## Extracted entries
▬▬▬

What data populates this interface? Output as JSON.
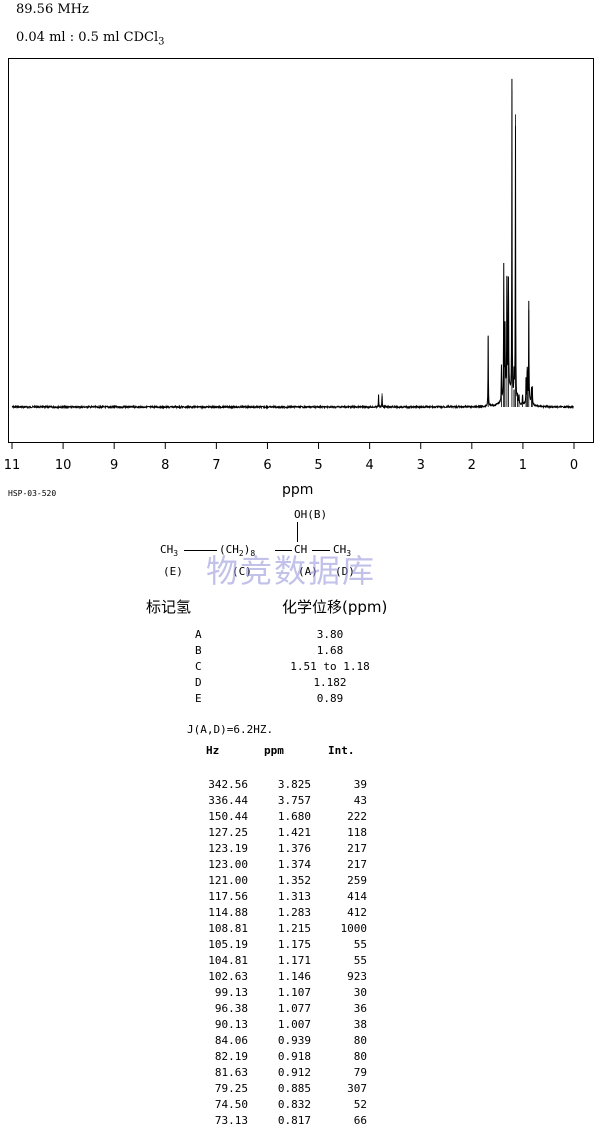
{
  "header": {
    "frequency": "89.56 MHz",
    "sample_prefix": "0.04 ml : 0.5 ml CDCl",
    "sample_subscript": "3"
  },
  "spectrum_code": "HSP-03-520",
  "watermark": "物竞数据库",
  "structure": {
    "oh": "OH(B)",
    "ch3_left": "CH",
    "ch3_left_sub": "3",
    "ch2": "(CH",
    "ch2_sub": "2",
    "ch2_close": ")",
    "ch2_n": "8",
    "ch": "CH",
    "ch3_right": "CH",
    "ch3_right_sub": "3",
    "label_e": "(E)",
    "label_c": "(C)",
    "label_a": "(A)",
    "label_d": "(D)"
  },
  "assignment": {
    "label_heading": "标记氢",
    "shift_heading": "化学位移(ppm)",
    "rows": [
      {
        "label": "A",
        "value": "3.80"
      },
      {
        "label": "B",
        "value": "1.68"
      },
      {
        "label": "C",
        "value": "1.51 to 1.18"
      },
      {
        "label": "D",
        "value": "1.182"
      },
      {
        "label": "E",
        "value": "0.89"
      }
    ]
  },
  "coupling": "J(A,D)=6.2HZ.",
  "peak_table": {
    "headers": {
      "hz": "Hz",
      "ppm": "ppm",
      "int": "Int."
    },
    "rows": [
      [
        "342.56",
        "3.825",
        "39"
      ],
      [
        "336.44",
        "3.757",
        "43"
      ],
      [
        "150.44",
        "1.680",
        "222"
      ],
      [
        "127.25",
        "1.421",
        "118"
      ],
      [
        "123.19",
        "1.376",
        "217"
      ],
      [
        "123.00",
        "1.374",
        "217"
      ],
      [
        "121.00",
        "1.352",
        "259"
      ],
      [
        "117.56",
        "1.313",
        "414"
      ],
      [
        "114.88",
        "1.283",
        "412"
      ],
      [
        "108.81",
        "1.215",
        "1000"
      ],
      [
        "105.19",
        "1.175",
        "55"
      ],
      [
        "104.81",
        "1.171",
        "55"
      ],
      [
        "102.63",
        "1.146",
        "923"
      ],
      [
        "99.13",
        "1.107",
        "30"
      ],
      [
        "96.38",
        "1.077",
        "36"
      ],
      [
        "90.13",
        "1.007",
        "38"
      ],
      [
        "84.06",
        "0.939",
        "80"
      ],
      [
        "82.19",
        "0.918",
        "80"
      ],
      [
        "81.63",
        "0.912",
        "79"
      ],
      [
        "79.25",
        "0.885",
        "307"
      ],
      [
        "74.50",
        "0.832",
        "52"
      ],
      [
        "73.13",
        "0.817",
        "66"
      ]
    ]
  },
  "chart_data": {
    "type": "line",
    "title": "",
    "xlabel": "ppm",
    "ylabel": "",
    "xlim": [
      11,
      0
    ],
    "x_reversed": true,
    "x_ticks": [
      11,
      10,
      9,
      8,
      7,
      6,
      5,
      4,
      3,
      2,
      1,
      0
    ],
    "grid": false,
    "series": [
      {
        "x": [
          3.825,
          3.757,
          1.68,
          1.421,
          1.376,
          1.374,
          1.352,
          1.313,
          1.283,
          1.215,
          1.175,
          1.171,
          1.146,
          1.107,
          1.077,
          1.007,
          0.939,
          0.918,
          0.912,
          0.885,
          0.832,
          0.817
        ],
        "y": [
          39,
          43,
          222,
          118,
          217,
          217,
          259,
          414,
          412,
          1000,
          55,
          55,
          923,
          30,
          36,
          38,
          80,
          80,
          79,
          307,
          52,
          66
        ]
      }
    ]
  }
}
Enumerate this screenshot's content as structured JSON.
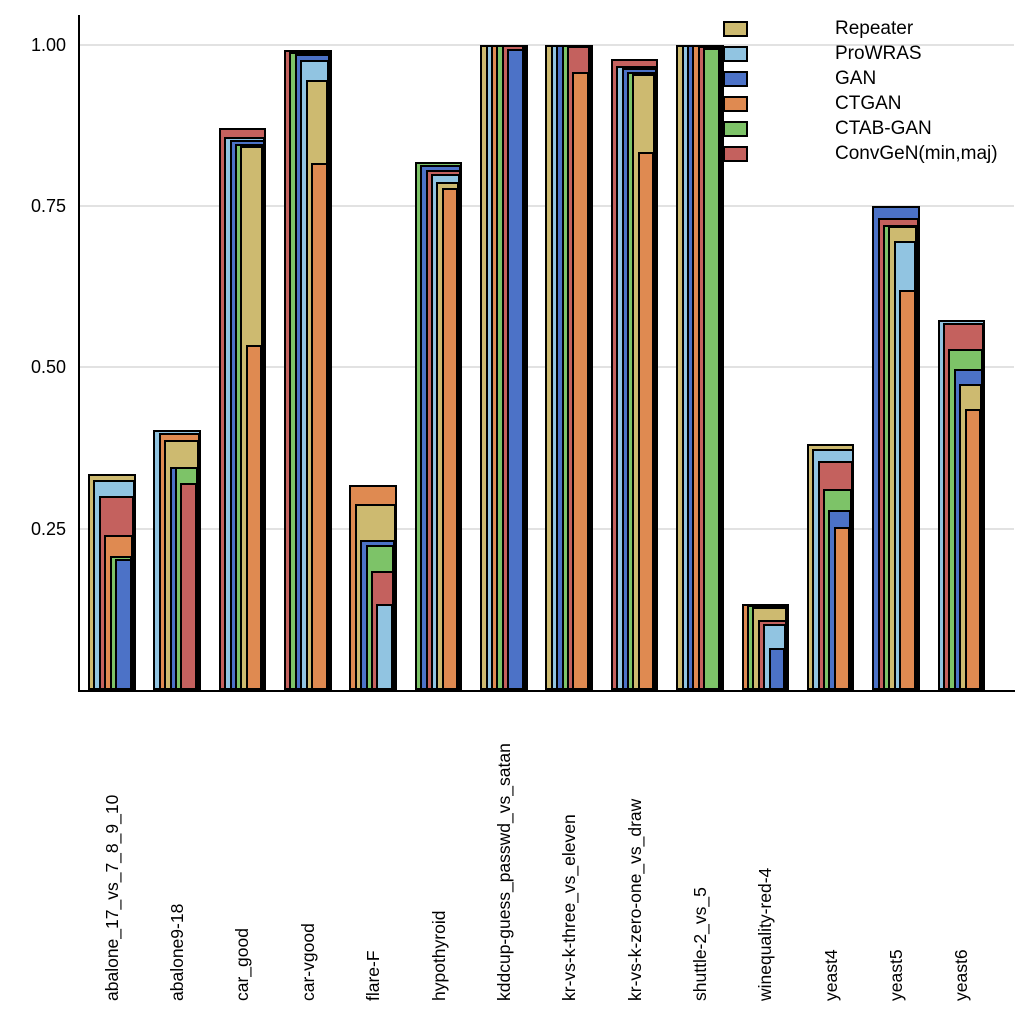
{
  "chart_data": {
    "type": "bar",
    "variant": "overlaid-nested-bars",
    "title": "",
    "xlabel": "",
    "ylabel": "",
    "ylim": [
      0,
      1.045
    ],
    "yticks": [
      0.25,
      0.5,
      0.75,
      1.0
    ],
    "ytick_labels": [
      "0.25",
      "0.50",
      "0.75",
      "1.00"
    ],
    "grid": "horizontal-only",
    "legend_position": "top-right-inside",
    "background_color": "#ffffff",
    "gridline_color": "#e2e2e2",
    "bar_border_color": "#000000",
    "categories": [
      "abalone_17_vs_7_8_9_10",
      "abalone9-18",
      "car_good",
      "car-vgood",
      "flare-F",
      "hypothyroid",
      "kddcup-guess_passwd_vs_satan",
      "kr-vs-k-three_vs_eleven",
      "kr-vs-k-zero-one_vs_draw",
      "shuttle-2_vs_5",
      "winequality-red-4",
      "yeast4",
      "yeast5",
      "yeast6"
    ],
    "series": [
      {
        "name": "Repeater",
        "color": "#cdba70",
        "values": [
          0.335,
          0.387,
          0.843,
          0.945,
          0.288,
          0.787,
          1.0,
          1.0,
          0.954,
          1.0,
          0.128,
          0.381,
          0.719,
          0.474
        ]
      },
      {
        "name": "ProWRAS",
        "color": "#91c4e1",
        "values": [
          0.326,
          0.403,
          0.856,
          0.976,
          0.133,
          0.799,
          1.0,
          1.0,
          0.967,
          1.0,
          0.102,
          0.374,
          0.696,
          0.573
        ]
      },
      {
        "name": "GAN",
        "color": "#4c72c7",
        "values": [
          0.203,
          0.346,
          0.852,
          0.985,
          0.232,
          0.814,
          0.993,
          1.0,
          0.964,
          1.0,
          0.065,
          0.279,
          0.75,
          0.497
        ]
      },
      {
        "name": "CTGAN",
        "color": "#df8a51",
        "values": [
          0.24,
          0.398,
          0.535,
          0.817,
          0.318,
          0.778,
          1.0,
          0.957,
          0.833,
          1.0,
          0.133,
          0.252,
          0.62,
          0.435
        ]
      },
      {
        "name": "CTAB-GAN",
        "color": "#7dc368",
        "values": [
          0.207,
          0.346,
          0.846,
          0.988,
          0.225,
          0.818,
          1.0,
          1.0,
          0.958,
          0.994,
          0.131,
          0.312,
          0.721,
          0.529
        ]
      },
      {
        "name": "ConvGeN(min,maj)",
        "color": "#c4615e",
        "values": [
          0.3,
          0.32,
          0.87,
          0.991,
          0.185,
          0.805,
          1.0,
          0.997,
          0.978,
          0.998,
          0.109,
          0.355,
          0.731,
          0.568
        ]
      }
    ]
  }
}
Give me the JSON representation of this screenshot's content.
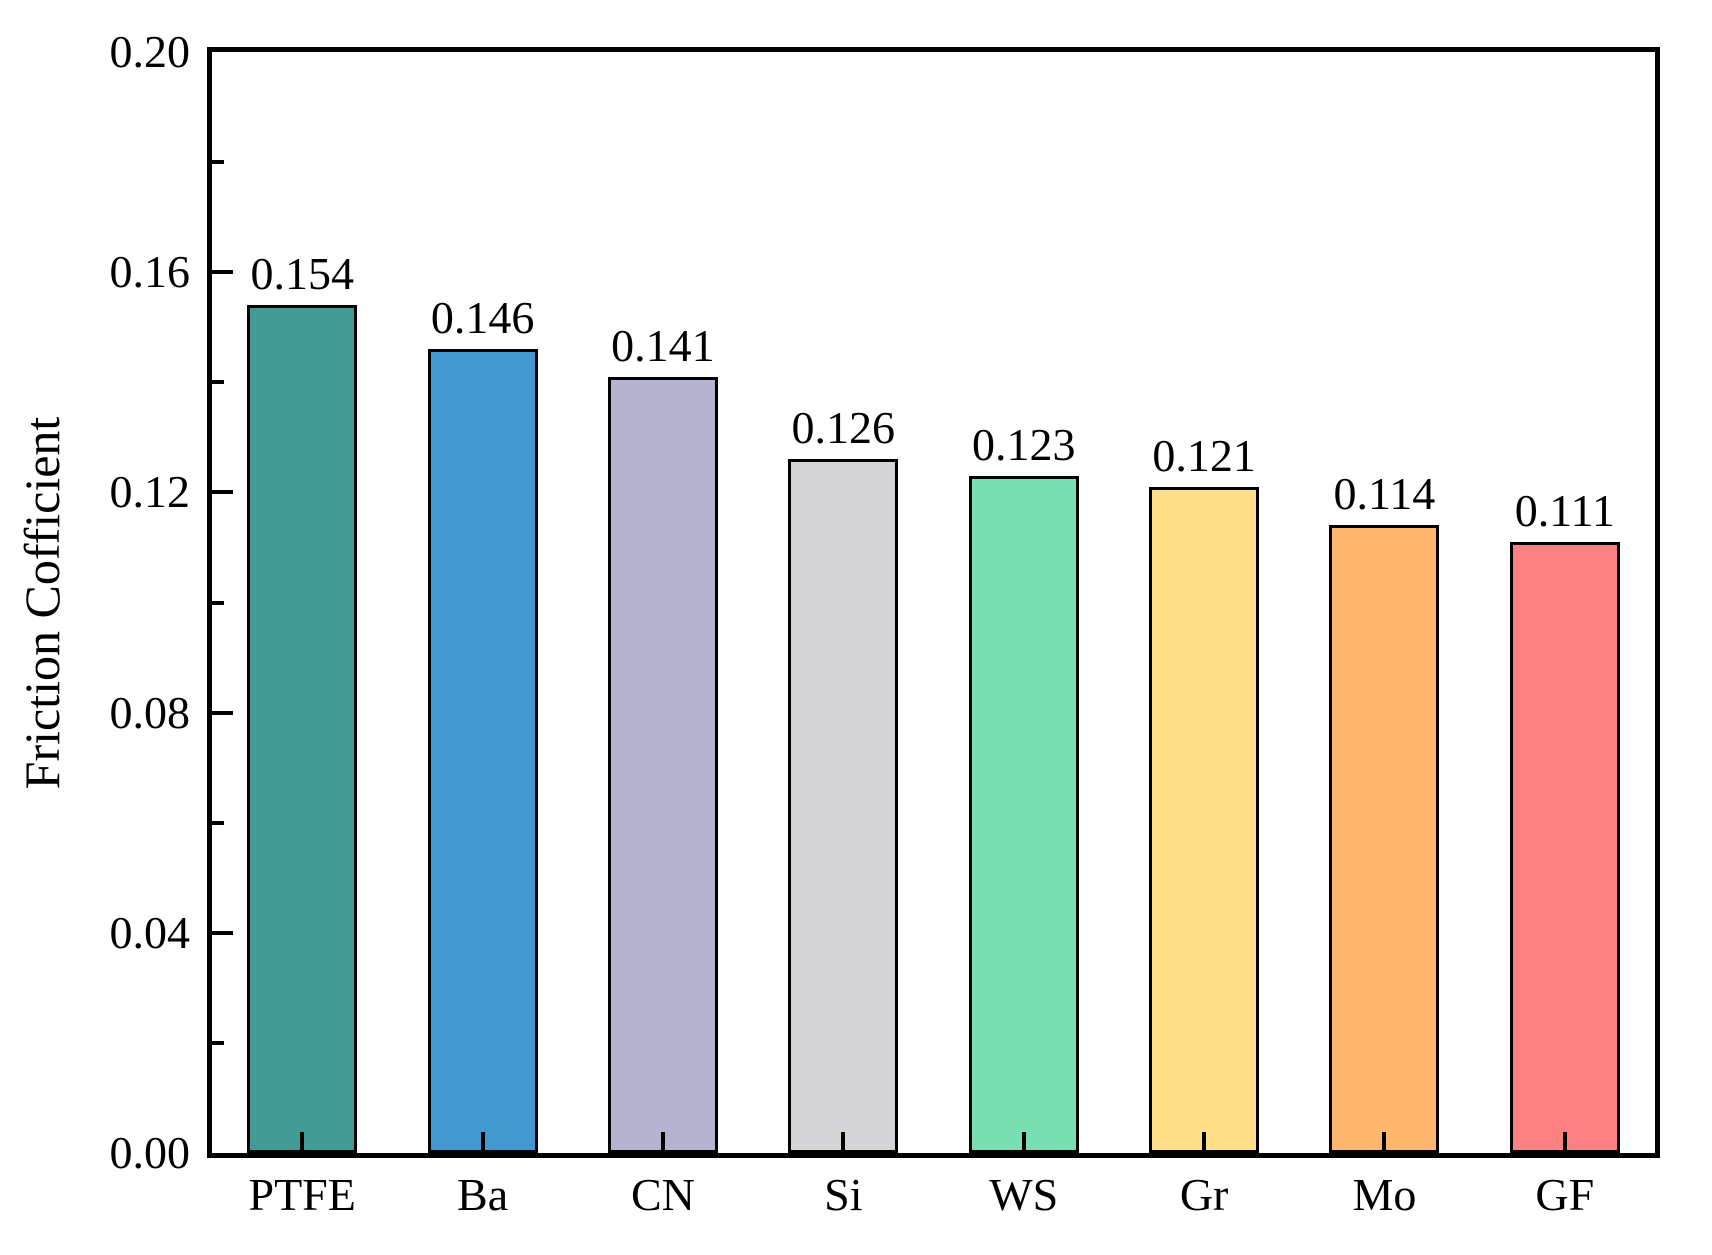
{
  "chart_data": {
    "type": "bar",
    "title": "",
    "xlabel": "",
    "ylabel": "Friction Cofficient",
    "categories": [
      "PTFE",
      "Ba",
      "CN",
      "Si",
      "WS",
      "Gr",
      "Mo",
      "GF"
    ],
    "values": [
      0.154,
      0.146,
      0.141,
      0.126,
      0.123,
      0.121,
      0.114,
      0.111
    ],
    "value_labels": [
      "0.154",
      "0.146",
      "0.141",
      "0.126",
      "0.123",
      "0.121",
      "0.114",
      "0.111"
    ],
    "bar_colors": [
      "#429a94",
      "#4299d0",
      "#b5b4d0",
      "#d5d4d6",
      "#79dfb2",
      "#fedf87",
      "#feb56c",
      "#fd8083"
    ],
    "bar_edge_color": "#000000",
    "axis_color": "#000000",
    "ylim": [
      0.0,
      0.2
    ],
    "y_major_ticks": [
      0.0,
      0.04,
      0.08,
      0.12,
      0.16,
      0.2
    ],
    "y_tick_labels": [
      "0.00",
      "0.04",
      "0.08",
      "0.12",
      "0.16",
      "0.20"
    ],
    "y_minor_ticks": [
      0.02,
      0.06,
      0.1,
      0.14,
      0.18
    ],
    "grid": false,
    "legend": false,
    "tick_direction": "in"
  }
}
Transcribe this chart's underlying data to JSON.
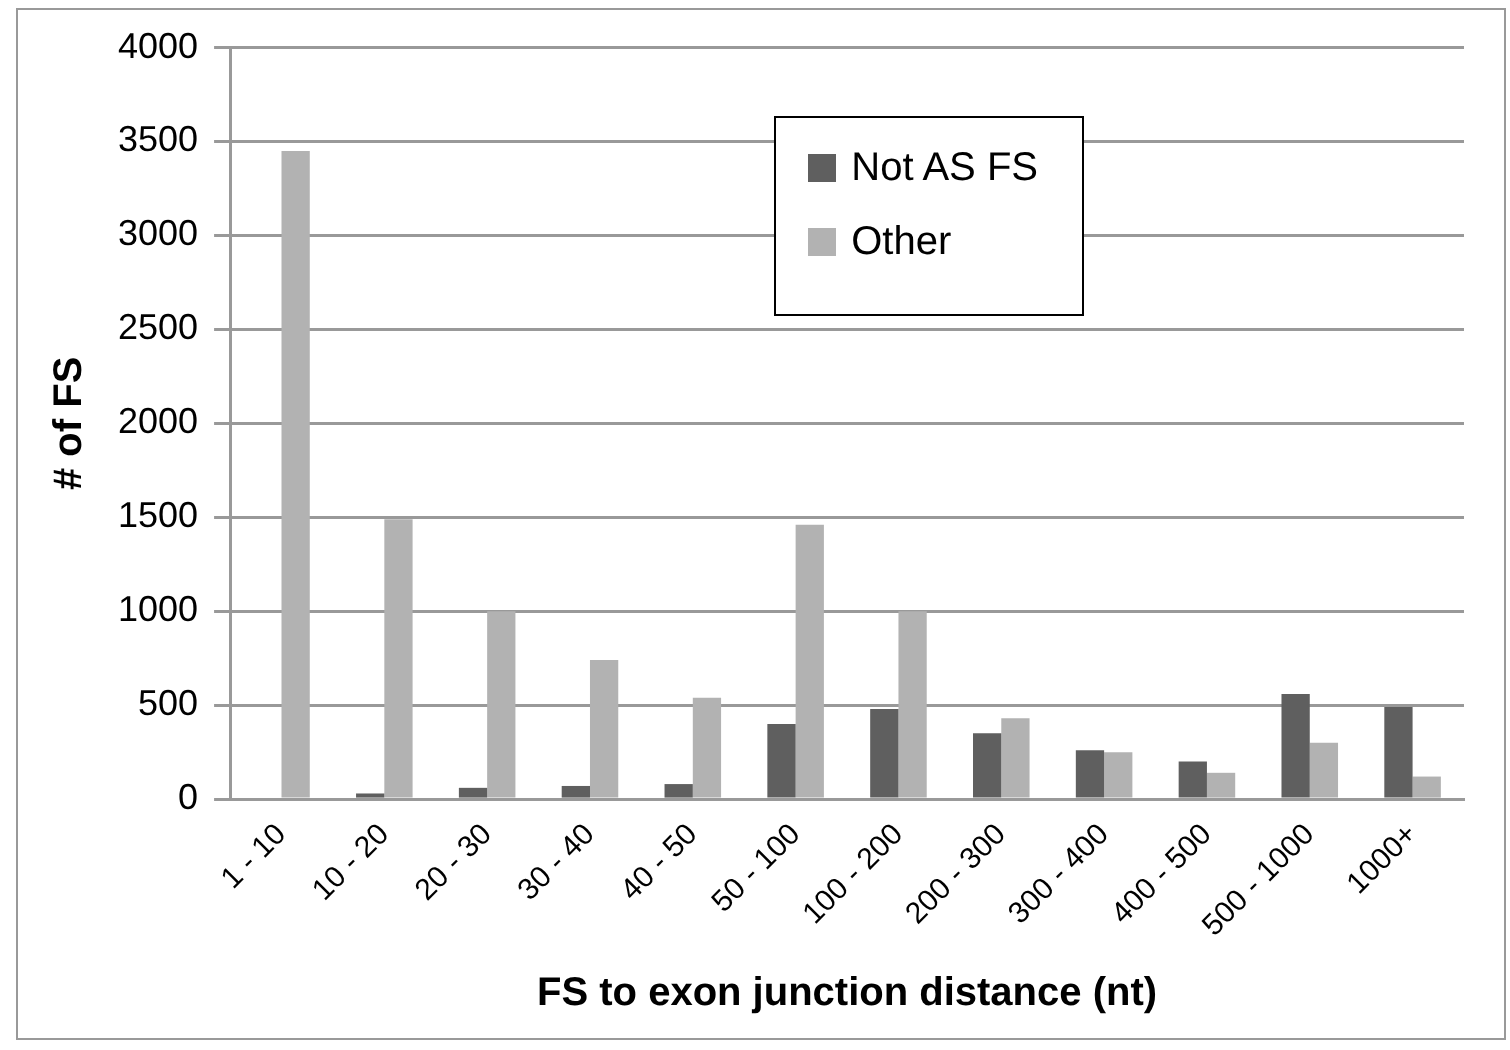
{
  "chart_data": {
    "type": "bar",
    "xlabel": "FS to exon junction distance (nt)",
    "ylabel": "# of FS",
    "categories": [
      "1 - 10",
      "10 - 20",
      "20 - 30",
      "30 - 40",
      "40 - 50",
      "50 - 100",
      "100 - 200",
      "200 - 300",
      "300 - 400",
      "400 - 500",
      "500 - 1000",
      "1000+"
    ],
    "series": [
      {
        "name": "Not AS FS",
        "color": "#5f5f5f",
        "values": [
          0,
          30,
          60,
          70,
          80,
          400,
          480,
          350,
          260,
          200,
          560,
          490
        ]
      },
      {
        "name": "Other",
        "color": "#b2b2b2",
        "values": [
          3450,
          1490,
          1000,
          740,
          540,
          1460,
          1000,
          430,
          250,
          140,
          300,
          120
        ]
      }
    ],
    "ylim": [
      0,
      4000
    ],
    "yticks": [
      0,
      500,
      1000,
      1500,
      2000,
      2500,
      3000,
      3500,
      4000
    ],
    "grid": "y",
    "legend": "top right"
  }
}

▬▬▬

Report all lines of the data above that include the string "xlabel".

## Written solution
    "xlabel": "ppm",
    "xlabel": "",
    "xlabel": "",
    "xlabel": "FS to exon junction distance (nt)",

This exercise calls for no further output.